→ WORK TO DO
Each record is to be transcribed exactly.

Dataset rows
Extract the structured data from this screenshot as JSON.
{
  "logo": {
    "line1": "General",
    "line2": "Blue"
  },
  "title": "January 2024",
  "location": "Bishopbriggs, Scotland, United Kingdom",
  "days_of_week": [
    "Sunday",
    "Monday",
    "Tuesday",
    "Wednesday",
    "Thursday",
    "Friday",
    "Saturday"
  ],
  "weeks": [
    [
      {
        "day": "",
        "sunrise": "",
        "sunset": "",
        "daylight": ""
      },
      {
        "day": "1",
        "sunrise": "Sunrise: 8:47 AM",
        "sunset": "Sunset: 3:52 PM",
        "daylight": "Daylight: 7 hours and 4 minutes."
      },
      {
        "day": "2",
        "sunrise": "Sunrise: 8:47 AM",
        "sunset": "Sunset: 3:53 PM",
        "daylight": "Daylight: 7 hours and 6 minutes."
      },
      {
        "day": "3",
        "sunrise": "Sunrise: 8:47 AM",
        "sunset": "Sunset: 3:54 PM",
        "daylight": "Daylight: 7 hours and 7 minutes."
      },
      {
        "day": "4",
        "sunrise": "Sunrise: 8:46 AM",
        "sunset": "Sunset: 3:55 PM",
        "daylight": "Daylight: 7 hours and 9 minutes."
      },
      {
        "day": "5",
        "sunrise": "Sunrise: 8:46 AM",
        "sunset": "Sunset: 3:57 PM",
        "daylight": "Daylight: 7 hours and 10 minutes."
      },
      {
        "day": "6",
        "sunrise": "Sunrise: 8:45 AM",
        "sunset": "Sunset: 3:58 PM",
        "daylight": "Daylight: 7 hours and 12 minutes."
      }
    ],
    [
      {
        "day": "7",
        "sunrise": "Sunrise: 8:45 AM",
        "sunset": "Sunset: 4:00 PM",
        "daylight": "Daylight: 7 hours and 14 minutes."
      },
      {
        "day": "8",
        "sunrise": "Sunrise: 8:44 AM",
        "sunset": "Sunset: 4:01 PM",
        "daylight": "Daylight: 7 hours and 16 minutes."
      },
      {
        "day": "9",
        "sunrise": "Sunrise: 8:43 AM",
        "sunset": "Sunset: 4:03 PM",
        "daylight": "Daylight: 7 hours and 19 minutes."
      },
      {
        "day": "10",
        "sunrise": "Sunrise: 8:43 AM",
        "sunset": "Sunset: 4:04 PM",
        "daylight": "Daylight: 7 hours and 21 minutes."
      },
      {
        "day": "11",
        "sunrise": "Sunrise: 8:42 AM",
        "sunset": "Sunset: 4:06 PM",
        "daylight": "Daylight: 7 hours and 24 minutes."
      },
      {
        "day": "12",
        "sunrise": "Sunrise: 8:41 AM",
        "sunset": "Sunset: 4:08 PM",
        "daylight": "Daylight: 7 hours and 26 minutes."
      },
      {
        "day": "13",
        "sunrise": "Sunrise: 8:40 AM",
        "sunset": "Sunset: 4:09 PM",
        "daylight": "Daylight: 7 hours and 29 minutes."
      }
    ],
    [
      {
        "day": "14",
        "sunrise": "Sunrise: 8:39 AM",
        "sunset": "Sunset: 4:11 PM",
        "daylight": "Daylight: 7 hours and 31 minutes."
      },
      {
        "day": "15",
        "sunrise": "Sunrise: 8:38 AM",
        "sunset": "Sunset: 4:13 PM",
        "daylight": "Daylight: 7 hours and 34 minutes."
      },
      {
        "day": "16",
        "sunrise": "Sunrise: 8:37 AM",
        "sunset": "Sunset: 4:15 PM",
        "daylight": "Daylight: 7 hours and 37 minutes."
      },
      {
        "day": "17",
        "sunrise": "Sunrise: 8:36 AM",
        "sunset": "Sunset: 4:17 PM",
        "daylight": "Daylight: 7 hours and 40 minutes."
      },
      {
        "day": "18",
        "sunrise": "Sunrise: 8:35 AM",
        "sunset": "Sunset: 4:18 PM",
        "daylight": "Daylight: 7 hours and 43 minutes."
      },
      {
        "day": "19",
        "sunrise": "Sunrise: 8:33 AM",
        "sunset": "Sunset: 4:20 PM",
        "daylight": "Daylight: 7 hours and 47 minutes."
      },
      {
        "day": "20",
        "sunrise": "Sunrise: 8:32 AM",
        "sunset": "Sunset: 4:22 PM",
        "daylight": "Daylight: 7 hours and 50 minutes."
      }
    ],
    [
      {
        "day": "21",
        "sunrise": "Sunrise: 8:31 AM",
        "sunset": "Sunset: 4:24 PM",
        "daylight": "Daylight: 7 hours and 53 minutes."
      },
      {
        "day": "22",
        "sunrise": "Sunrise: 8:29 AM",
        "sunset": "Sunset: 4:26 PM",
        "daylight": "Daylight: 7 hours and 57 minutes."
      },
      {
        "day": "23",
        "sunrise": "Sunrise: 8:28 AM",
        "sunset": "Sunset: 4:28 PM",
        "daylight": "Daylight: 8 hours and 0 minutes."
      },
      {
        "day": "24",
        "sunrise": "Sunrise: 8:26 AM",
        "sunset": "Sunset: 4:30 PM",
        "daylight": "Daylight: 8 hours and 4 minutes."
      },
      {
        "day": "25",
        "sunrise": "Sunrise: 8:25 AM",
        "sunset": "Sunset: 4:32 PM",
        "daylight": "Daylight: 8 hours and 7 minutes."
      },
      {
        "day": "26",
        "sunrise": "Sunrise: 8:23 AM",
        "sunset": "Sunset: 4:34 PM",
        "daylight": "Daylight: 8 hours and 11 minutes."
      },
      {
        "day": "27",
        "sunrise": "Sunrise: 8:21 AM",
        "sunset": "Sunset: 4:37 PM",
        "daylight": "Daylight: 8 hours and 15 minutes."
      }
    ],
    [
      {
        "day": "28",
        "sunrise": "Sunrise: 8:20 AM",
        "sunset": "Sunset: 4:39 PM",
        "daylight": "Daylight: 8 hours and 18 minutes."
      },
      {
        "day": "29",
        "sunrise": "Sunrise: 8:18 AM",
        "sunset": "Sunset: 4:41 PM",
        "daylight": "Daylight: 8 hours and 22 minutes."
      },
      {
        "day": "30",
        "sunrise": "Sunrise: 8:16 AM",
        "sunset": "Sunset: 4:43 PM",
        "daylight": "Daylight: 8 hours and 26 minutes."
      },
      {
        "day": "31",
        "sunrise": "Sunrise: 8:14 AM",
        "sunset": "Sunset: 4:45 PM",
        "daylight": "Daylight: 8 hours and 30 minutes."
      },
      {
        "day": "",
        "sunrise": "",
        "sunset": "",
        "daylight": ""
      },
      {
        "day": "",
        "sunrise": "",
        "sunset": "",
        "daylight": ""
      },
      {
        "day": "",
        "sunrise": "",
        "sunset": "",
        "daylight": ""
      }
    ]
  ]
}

→ EXERCISE ANSWER
Extract the structured data from this screenshot as JSON.
{
  "logo": {
    "line1": "General",
    "line2": "Blue"
  },
  "title": "January 2024",
  "location": "Bishopbriggs, Scotland, United Kingdom",
  "days_of_week": [
    "Sunday",
    "Monday",
    "Tuesday",
    "Wednesday",
    "Thursday",
    "Friday",
    "Saturday"
  ],
  "weeks": [
    [
      {
        "day": "",
        "sunrise": "",
        "sunset": "",
        "daylight": ""
      },
      {
        "day": "1",
        "sunrise": "Sunrise: 8:47 AM",
        "sunset": "Sunset: 3:52 PM",
        "daylight": "Daylight: 7 hours and 4 minutes."
      },
      {
        "day": "2",
        "sunrise": "Sunrise: 8:47 AM",
        "sunset": "Sunset: 3:53 PM",
        "daylight": "Daylight: 7 hours and 6 minutes."
      },
      {
        "day": "3",
        "sunrise": "Sunrise: 8:47 AM",
        "sunset": "Sunset: 3:54 PM",
        "daylight": "Daylight: 7 hours and 7 minutes."
      },
      {
        "day": "4",
        "sunrise": "Sunrise: 8:46 AM",
        "sunset": "Sunset: 3:55 PM",
        "daylight": "Daylight: 7 hours and 9 minutes."
      },
      {
        "day": "5",
        "sunrise": "Sunrise: 8:46 AM",
        "sunset": "Sunset: 3:57 PM",
        "daylight": "Daylight: 7 hours and 10 minutes."
      },
      {
        "day": "6",
        "sunrise": "Sunrise: 8:45 AM",
        "sunset": "Sunset: 3:58 PM",
        "daylight": "Daylight: 7 hours and 12 minutes."
      }
    ],
    [
      {
        "day": "7",
        "sunrise": "Sunrise: 8:45 AM",
        "sunset": "Sunset: 4:00 PM",
        "daylight": "Daylight: 7 hours and 14 minutes."
      },
      {
        "day": "8",
        "sunrise": "Sunrise: 8:44 AM",
        "sunset": "Sunset: 4:01 PM",
        "daylight": "Daylight: 7 hours and 16 minutes."
      },
      {
        "day": "9",
        "sunrise": "Sunrise: 8:43 AM",
        "sunset": "Sunset: 4:03 PM",
        "daylight": "Daylight: 7 hours and 19 minutes."
      },
      {
        "day": "10",
        "sunrise": "Sunrise: 8:43 AM",
        "sunset": "Sunset: 4:04 PM",
        "daylight": "Daylight: 7 hours and 21 minutes."
      },
      {
        "day": "11",
        "sunrise": "Sunrise: 8:42 AM",
        "sunset": "Sunset: 4:06 PM",
        "daylight": "Daylight: 7 hours and 24 minutes."
      },
      {
        "day": "12",
        "sunrise": "Sunrise: 8:41 AM",
        "sunset": "Sunset: 4:08 PM",
        "daylight": "Daylight: 7 hours and 26 minutes."
      },
      {
        "day": "13",
        "sunrise": "Sunrise: 8:40 AM",
        "sunset": "Sunset: 4:09 PM",
        "daylight": "Daylight: 7 hours and 29 minutes."
      }
    ],
    [
      {
        "day": "14",
        "sunrise": "Sunrise: 8:39 AM",
        "sunset": "Sunset: 4:11 PM",
        "daylight": "Daylight: 7 hours and 31 minutes."
      },
      {
        "day": "15",
        "sunrise": "Sunrise: 8:38 AM",
        "sunset": "Sunset: 4:13 PM",
        "daylight": "Daylight: 7 hours and 34 minutes."
      },
      {
        "day": "16",
        "sunrise": "Sunrise: 8:37 AM",
        "sunset": "Sunset: 4:15 PM",
        "daylight": "Daylight: 7 hours and 37 minutes."
      },
      {
        "day": "17",
        "sunrise": "Sunrise: 8:36 AM",
        "sunset": "Sunset: 4:17 PM",
        "daylight": "Daylight: 7 hours and 40 minutes."
      },
      {
        "day": "18",
        "sunrise": "Sunrise: 8:35 AM",
        "sunset": "Sunset: 4:18 PM",
        "daylight": "Daylight: 7 hours and 43 minutes."
      },
      {
        "day": "19",
        "sunrise": "Sunrise: 8:33 AM",
        "sunset": "Sunset: 4:20 PM",
        "daylight": "Daylight: 7 hours and 47 minutes."
      },
      {
        "day": "20",
        "sunrise": "Sunrise: 8:32 AM",
        "sunset": "Sunset: 4:22 PM",
        "daylight": "Daylight: 7 hours and 50 minutes."
      }
    ],
    [
      {
        "day": "21",
        "sunrise": "Sunrise: 8:31 AM",
        "sunset": "Sunset: 4:24 PM",
        "daylight": "Daylight: 7 hours and 53 minutes."
      },
      {
        "day": "22",
        "sunrise": "Sunrise: 8:29 AM",
        "sunset": "Sunset: 4:26 PM",
        "daylight": "Daylight: 7 hours and 57 minutes."
      },
      {
        "day": "23",
        "sunrise": "Sunrise: 8:28 AM",
        "sunset": "Sunset: 4:28 PM",
        "daylight": "Daylight: 8 hours and 0 minutes."
      },
      {
        "day": "24",
        "sunrise": "Sunrise: 8:26 AM",
        "sunset": "Sunset: 4:30 PM",
        "daylight": "Daylight: 8 hours and 4 minutes."
      },
      {
        "day": "25",
        "sunrise": "Sunrise: 8:25 AM",
        "sunset": "Sunset: 4:32 PM",
        "daylight": "Daylight: 8 hours and 7 minutes."
      },
      {
        "day": "26",
        "sunrise": "Sunrise: 8:23 AM",
        "sunset": "Sunset: 4:34 PM",
        "daylight": "Daylight: 8 hours and 11 minutes."
      },
      {
        "day": "27",
        "sunrise": "Sunrise: 8:21 AM",
        "sunset": "Sunset: 4:37 PM",
        "daylight": "Daylight: 8 hours and 15 minutes."
      }
    ],
    [
      {
        "day": "28",
        "sunrise": "Sunrise: 8:20 AM",
        "sunset": "Sunset: 4:39 PM",
        "daylight": "Daylight: 8 hours and 18 minutes."
      },
      {
        "day": "29",
        "sunrise": "Sunrise: 8:18 AM",
        "sunset": "Sunset: 4:41 PM",
        "daylight": "Daylight: 8 hours and 22 minutes."
      },
      {
        "day": "30",
        "sunrise": "Sunrise: 8:16 AM",
        "sunset": "Sunset: 4:43 PM",
        "daylight": "Daylight: 8 hours and 26 minutes."
      },
      {
        "day": "31",
        "sunrise": "Sunrise: 8:14 AM",
        "sunset": "Sunset: 4:45 PM",
        "daylight": "Daylight: 8 hours and 30 minutes."
      },
      {
        "day": "",
        "sunrise": "",
        "sunset": "",
        "daylight": ""
      },
      {
        "day": "",
        "sunrise": "",
        "sunset": "",
        "daylight": ""
      },
      {
        "day": "",
        "sunrise": "",
        "sunset": "",
        "daylight": ""
      }
    ]
  ]
}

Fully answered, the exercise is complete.